[The problem] From the entries that follow, list every line in which the string "septembre" appears.

[Provided records]
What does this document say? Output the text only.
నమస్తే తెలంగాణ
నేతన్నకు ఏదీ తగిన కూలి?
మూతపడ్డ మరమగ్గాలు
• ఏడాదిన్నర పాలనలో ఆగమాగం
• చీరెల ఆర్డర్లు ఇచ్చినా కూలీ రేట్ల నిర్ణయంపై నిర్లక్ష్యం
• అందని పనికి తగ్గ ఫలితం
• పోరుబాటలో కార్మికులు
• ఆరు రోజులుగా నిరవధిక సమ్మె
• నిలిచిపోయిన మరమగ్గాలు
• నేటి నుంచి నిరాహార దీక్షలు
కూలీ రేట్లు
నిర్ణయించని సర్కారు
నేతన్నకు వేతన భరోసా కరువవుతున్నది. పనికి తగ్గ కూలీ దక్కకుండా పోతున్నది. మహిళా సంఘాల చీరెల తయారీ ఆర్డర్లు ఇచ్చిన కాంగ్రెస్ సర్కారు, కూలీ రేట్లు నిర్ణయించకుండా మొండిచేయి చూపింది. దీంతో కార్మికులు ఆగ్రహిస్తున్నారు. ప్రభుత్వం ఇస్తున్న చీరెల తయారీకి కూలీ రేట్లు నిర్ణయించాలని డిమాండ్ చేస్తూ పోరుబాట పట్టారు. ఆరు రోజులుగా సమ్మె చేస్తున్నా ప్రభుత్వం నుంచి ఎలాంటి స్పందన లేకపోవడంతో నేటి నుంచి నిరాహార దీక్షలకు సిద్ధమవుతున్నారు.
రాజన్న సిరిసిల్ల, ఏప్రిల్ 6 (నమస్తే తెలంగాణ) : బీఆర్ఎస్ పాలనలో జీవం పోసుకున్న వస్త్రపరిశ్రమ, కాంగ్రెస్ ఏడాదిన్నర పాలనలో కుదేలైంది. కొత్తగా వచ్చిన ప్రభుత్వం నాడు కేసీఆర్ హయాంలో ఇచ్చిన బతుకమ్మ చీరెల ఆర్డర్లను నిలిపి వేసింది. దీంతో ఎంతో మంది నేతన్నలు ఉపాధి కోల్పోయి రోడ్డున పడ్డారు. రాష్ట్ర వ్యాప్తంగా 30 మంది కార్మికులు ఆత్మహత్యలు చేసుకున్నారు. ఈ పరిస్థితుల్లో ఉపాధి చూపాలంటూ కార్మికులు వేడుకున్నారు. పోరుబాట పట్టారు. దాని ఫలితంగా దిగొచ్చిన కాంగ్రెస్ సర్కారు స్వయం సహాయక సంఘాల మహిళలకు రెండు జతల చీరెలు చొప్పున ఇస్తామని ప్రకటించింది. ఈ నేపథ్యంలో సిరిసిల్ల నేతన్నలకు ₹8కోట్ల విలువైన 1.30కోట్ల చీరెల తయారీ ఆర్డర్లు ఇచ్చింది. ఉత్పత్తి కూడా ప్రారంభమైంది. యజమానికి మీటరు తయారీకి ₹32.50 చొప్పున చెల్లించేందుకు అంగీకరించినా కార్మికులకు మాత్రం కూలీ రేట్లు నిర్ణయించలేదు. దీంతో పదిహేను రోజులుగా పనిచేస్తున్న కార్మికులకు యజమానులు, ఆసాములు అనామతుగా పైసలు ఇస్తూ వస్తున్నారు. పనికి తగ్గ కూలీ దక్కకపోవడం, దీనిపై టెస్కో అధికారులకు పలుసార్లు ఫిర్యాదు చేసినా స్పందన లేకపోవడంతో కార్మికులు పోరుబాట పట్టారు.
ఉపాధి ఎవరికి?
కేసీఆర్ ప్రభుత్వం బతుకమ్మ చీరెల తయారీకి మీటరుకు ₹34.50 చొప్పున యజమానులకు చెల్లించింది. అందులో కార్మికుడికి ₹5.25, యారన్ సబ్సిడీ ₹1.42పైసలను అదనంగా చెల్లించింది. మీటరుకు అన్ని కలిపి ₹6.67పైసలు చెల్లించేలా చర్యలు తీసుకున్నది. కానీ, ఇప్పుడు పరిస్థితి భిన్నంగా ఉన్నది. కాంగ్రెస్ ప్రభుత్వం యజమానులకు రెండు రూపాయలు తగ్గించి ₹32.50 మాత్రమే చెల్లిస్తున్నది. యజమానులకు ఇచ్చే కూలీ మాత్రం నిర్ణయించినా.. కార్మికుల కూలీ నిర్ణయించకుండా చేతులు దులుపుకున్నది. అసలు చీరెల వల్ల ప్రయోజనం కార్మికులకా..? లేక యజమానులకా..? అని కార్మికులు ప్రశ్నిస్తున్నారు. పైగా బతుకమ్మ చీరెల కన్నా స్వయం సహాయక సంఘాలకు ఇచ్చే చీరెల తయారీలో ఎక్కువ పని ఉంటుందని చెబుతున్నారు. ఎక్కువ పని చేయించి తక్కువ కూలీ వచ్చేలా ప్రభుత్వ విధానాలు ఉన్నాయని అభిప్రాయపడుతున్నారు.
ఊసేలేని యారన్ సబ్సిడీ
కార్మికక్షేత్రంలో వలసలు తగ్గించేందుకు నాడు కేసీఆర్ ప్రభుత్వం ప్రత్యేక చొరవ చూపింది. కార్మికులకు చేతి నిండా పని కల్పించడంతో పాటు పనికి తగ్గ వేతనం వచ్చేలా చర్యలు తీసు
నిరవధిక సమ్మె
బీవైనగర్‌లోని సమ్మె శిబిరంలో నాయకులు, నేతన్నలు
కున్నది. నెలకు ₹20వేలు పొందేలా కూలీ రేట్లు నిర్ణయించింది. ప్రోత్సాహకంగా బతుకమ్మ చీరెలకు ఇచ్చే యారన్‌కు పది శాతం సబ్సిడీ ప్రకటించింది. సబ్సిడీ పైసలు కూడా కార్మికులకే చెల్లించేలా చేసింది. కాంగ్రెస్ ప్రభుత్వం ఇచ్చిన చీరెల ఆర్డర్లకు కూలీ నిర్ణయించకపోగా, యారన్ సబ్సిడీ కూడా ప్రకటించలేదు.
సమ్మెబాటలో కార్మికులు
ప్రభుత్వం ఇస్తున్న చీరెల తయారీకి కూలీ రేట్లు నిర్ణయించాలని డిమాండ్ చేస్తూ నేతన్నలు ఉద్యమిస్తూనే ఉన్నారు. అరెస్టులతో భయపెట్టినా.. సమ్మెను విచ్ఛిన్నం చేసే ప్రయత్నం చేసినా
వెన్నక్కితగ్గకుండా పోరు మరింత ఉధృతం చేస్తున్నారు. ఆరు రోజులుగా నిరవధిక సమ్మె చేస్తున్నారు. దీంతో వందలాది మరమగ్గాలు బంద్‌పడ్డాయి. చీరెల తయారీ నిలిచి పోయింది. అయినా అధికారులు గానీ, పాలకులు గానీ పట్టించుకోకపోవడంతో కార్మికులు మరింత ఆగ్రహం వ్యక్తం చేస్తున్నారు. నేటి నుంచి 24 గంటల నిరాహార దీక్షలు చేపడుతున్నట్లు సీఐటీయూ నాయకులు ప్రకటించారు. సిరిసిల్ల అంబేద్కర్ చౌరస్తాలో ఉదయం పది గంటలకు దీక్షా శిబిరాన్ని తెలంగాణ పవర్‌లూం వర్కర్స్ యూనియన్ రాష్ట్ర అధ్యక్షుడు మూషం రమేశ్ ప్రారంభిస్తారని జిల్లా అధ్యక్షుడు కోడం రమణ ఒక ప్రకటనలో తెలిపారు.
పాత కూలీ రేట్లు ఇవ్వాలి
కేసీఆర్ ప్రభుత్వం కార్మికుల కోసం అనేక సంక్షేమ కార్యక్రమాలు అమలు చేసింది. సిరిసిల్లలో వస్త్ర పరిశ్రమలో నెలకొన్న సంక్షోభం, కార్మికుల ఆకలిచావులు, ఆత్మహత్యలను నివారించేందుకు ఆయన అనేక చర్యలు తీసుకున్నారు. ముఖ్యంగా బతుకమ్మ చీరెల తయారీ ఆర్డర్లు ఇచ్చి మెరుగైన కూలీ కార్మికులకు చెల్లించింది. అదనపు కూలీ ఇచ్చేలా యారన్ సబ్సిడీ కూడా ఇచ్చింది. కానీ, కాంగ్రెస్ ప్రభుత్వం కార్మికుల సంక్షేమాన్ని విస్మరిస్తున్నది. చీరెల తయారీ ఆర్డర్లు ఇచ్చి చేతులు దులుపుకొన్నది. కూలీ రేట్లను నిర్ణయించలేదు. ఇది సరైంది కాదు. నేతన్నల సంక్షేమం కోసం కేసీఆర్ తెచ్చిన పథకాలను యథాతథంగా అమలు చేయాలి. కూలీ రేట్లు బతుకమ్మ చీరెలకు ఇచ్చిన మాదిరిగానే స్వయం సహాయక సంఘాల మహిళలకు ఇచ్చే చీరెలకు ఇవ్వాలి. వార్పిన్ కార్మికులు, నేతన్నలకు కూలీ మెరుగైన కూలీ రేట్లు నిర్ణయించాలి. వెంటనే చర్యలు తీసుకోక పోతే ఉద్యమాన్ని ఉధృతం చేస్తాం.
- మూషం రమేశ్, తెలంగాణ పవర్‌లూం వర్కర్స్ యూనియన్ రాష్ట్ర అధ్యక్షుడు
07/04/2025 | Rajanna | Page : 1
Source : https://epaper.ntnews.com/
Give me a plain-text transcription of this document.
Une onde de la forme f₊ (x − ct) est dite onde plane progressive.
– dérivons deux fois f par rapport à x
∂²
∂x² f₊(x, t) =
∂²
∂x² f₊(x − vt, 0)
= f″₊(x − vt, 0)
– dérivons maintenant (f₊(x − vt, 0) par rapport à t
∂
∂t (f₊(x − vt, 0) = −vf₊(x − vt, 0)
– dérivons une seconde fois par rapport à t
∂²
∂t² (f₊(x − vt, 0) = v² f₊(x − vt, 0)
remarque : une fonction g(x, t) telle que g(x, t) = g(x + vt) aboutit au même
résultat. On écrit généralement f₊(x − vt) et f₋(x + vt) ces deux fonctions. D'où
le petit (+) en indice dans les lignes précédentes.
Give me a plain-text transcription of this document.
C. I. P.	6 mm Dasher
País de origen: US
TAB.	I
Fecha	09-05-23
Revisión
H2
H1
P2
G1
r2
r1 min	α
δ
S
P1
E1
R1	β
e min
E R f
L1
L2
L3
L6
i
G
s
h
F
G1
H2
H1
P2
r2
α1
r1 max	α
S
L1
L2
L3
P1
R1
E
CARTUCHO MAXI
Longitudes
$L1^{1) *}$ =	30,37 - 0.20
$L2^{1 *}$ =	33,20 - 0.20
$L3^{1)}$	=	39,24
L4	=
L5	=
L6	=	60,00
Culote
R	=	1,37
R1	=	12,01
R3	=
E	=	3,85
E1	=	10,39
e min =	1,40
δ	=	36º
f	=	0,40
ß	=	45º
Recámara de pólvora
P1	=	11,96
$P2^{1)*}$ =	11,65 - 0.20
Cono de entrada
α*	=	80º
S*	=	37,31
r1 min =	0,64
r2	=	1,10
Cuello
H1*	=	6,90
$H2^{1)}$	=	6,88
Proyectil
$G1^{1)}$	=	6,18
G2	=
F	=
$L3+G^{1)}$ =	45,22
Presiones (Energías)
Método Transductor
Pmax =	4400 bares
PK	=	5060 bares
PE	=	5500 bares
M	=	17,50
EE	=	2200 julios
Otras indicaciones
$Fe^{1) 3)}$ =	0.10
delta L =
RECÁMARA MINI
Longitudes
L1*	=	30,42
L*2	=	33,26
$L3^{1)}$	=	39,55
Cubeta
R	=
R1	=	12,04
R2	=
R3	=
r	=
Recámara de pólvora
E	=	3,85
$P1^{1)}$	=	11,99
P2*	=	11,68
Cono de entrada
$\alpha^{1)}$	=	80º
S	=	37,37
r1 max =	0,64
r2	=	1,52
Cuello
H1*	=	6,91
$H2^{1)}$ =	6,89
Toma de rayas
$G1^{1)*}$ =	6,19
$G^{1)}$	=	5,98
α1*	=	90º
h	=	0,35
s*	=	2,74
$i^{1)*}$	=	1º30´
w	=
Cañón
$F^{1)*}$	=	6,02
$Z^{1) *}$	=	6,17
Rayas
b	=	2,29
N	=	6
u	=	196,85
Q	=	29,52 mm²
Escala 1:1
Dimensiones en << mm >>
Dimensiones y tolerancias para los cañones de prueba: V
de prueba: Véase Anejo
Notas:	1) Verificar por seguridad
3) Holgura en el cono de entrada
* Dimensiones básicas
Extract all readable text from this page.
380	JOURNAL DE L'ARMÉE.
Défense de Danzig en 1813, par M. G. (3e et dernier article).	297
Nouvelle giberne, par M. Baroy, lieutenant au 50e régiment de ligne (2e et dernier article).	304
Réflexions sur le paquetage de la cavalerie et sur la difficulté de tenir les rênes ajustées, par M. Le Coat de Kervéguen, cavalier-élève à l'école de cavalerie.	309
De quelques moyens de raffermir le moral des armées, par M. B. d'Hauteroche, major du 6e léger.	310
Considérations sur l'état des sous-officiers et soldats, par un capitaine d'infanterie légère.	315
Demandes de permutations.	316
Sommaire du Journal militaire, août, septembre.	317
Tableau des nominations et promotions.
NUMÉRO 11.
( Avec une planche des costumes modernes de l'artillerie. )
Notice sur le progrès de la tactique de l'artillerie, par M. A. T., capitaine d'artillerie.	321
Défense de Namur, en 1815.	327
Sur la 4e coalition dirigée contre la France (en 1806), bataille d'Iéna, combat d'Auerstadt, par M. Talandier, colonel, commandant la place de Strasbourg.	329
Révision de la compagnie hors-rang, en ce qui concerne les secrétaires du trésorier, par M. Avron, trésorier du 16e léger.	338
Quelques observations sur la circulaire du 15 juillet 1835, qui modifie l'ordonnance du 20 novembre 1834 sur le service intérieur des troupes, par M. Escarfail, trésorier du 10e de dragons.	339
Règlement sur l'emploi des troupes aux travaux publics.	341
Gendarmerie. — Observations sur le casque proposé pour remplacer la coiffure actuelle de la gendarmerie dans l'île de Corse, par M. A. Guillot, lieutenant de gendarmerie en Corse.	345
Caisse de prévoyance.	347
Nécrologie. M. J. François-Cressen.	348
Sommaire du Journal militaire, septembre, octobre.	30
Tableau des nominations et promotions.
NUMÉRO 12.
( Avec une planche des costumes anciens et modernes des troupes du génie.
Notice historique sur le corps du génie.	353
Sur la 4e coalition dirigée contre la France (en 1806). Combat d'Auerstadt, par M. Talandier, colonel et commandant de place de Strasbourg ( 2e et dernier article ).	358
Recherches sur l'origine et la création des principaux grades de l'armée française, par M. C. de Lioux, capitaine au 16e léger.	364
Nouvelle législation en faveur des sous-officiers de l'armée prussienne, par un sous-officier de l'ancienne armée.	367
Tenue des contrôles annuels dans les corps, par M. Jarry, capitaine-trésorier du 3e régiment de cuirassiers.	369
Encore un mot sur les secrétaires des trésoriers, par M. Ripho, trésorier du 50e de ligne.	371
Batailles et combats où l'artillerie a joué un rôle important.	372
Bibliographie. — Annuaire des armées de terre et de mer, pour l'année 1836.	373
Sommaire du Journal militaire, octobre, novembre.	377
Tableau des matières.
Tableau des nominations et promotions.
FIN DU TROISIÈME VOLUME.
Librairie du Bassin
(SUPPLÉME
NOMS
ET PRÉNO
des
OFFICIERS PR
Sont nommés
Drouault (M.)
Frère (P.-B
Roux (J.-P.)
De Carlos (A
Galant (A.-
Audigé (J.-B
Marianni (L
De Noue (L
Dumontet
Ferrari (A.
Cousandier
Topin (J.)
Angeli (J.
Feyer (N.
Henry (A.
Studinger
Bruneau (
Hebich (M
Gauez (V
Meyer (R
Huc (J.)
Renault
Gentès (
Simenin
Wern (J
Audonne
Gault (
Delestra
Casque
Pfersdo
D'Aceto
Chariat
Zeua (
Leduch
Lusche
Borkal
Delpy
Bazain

[Reply]
Sommaire du Journal militaire, août, septembre.	317
Sommaire du Journal militaire, septembre, octobre.	30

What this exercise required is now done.